→ **PROBLEM TO WORK ON**
Your copy of the material must match it exactly, except that pictures are dropped.

(Dataset entries on figures)
──────

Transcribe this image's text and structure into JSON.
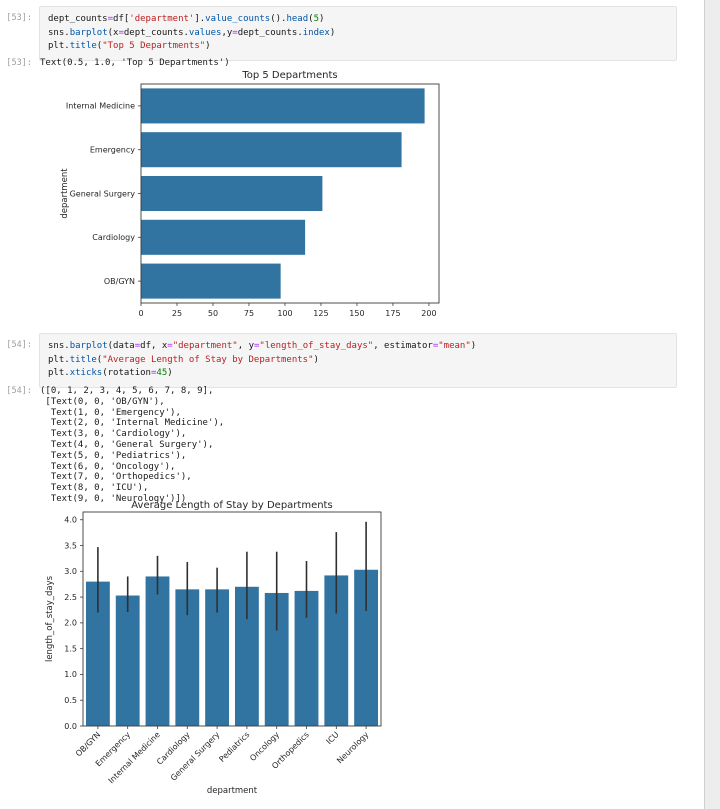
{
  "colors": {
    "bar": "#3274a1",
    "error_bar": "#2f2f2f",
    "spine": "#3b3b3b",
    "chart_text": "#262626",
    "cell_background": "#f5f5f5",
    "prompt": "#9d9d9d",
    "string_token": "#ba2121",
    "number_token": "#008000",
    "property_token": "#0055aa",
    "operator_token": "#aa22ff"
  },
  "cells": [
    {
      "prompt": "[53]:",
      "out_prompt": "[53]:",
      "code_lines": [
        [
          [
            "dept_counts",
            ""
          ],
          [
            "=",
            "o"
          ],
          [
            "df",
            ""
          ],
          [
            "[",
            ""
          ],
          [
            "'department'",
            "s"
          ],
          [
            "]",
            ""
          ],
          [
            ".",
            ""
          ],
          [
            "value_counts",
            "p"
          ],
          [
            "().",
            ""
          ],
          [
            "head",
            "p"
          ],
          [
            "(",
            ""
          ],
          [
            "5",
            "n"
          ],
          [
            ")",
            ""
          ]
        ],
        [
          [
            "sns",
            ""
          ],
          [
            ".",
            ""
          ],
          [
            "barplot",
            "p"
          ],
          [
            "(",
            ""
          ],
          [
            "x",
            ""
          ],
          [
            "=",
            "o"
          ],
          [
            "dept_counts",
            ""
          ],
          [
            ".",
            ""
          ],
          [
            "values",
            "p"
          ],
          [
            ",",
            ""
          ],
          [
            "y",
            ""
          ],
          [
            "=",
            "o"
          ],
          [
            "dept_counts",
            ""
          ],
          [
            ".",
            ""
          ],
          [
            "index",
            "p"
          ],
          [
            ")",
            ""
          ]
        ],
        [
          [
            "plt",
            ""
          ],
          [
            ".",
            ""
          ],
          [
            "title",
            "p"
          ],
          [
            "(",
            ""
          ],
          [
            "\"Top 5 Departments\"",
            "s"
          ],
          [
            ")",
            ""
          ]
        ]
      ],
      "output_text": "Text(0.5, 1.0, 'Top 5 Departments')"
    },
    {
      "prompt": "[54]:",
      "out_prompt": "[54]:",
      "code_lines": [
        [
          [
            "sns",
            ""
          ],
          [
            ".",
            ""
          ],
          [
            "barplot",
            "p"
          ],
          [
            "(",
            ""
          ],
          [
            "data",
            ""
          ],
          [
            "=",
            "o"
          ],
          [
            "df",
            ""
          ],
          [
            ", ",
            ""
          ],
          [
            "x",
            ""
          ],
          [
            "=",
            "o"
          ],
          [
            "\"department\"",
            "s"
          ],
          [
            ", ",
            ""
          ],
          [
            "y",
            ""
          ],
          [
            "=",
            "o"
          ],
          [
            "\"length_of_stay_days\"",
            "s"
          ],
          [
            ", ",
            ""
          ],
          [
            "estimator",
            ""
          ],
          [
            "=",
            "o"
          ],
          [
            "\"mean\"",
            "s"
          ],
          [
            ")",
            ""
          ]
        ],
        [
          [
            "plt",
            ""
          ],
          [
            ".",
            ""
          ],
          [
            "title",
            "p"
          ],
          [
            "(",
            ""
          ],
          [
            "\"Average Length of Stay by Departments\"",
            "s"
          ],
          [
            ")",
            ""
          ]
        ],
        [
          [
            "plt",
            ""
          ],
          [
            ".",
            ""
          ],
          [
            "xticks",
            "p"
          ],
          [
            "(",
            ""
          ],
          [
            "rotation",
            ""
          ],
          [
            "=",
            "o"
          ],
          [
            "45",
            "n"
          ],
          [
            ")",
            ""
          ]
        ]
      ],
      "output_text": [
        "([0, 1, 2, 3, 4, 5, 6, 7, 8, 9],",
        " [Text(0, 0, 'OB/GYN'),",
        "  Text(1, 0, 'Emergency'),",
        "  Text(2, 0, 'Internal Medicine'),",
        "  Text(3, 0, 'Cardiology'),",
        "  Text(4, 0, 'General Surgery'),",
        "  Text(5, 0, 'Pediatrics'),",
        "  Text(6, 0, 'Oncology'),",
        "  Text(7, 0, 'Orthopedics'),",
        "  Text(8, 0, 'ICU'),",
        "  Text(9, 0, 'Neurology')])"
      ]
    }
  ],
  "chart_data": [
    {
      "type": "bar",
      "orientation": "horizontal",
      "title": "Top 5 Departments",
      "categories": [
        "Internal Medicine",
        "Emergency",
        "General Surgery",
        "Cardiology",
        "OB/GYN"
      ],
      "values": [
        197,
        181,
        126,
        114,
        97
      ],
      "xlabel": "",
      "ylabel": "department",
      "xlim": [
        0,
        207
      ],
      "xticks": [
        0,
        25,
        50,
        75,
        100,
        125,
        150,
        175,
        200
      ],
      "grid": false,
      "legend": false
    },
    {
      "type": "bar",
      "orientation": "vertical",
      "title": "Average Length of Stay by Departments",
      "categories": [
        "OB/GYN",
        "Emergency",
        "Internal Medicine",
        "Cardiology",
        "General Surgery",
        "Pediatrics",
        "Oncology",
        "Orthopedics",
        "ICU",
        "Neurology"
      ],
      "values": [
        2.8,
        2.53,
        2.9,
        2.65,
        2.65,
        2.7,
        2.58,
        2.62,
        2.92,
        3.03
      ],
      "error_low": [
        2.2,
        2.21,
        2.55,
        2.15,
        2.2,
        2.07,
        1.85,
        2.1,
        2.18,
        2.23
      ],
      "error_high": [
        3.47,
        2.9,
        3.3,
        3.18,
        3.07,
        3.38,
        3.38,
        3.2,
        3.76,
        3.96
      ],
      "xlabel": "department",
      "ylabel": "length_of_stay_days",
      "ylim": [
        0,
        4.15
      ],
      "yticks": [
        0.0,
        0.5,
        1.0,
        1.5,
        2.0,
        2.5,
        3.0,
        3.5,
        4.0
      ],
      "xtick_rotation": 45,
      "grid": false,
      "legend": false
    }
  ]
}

──────

→ **SOLVED EXERCISE**
Transcribe this image's text and structure into JSON.
{
  "colors": {
    "bar": "#3274a1",
    "error_bar": "#2f2f2f",
    "spine": "#3b3b3b",
    "chart_text": "#262626",
    "cell_background": "#f5f5f5",
    "prompt": "#9d9d9d",
    "string_token": "#ba2121",
    "number_token": "#008000",
    "property_token": "#0055aa",
    "operator_token": "#aa22ff"
  },
  "cells": [
    {
      "prompt": "[53]:",
      "out_prompt": "[53]:",
      "code_lines": [
        [
          [
            "dept_counts",
            ""
          ],
          [
            "=",
            "o"
          ],
          [
            "df",
            ""
          ],
          [
            "[",
            ""
          ],
          [
            "'department'",
            "s"
          ],
          [
            "]",
            ""
          ],
          [
            ".",
            ""
          ],
          [
            "value_counts",
            "p"
          ],
          [
            "().",
            ""
          ],
          [
            "head",
            "p"
          ],
          [
            "(",
            ""
          ],
          [
            "5",
            "n"
          ],
          [
            ")",
            ""
          ]
        ],
        [
          [
            "sns",
            ""
          ],
          [
            ".",
            ""
          ],
          [
            "barplot",
            "p"
          ],
          [
            "(",
            ""
          ],
          [
            "x",
            ""
          ],
          [
            "=",
            "o"
          ],
          [
            "dept_counts",
            ""
          ],
          [
            ".",
            ""
          ],
          [
            "values",
            "p"
          ],
          [
            ",",
            ""
          ],
          [
            "y",
            ""
          ],
          [
            "=",
            "o"
          ],
          [
            "dept_counts",
            ""
          ],
          [
            ".",
            ""
          ],
          [
            "index",
            "p"
          ],
          [
            ")",
            ""
          ]
        ],
        [
          [
            "plt",
            ""
          ],
          [
            ".",
            ""
          ],
          [
            "title",
            "p"
          ],
          [
            "(",
            ""
          ],
          [
            "\"Top 5 Departments\"",
            "s"
          ],
          [
            ")",
            ""
          ]
        ]
      ],
      "output_text": "Text(0.5, 1.0, 'Top 5 Departments')"
    },
    {
      "prompt": "[54]:",
      "out_prompt": "[54]:",
      "code_lines": [
        [
          [
            "sns",
            ""
          ],
          [
            ".",
            ""
          ],
          [
            "barplot",
            "p"
          ],
          [
            "(",
            ""
          ],
          [
            "data",
            ""
          ],
          [
            "=",
            "o"
          ],
          [
            "df",
            ""
          ],
          [
            ", ",
            ""
          ],
          [
            "x",
            ""
          ],
          [
            "=",
            "o"
          ],
          [
            "\"department\"",
            "s"
          ],
          [
            ", ",
            ""
          ],
          [
            "y",
            ""
          ],
          [
            "=",
            "o"
          ],
          [
            "\"length_of_stay_days\"",
            "s"
          ],
          [
            ", ",
            ""
          ],
          [
            "estimator",
            ""
          ],
          [
            "=",
            "o"
          ],
          [
            "\"mean\"",
            "s"
          ],
          [
            ")",
            ""
          ]
        ],
        [
          [
            "plt",
            ""
          ],
          [
            ".",
            ""
          ],
          [
            "title",
            "p"
          ],
          [
            "(",
            ""
          ],
          [
            "\"Average Length of Stay by Departments\"",
            "s"
          ],
          [
            ")",
            ""
          ]
        ],
        [
          [
            "plt",
            ""
          ],
          [
            ".",
            ""
          ],
          [
            "xticks",
            "p"
          ],
          [
            "(",
            ""
          ],
          [
            "rotation",
            ""
          ],
          [
            "=",
            "o"
          ],
          [
            "45",
            "n"
          ],
          [
            ")",
            ""
          ]
        ]
      ],
      "output_text": [
        "([0, 1, 2, 3, 4, 5, 6, 7, 8, 9],",
        " [Text(0, 0, 'OB/GYN'),",
        "  Text(1, 0, 'Emergency'),",
        "  Text(2, 0, 'Internal Medicine'),",
        "  Text(3, 0, 'Cardiology'),",
        "  Text(4, 0, 'General Surgery'),",
        "  Text(5, 0, 'Pediatrics'),",
        "  Text(6, 0, 'Oncology'),",
        "  Text(7, 0, 'Orthopedics'),",
        "  Text(8, 0, 'ICU'),",
        "  Text(9, 0, 'Neurology')])"
      ]
    }
  ],
  "chart_data": [
    {
      "type": "bar",
      "orientation": "horizontal",
      "title": "Top 5 Departments",
      "categories": [
        "Internal Medicine",
        "Emergency",
        "General Surgery",
        "Cardiology",
        "OB/GYN"
      ],
      "values": [
        197,
        181,
        126,
        114,
        97
      ],
      "xlabel": "",
      "ylabel": "department",
      "xlim": [
        0,
        207
      ],
      "xticks": [
        0,
        25,
        50,
        75,
        100,
        125,
        150,
        175,
        200
      ],
      "grid": false,
      "legend": false
    },
    {
      "type": "bar",
      "orientation": "vertical",
      "title": "Average Length of Stay by Departments",
      "categories": [
        "OB/GYN",
        "Emergency",
        "Internal Medicine",
        "Cardiology",
        "General Surgery",
        "Pediatrics",
        "Oncology",
        "Orthopedics",
        "ICU",
        "Neurology"
      ],
      "values": [
        2.8,
        2.53,
        2.9,
        2.65,
        2.65,
        2.7,
        2.58,
        2.62,
        2.92,
        3.03
      ],
      "error_low": [
        2.2,
        2.21,
        2.55,
        2.15,
        2.2,
        2.07,
        1.85,
        2.1,
        2.18,
        2.23
      ],
      "error_high": [
        3.47,
        2.9,
        3.3,
        3.18,
        3.07,
        3.38,
        3.38,
        3.2,
        3.76,
        3.96
      ],
      "xlabel": "department",
      "ylabel": "length_of_stay_days",
      "ylim": [
        0,
        4.15
      ],
      "yticks": [
        0.0,
        0.5,
        1.0,
        1.5,
        2.0,
        2.5,
        3.0,
        3.5,
        4.0
      ],
      "xtick_rotation": 45,
      "grid": false,
      "legend": false
    }
  ]
}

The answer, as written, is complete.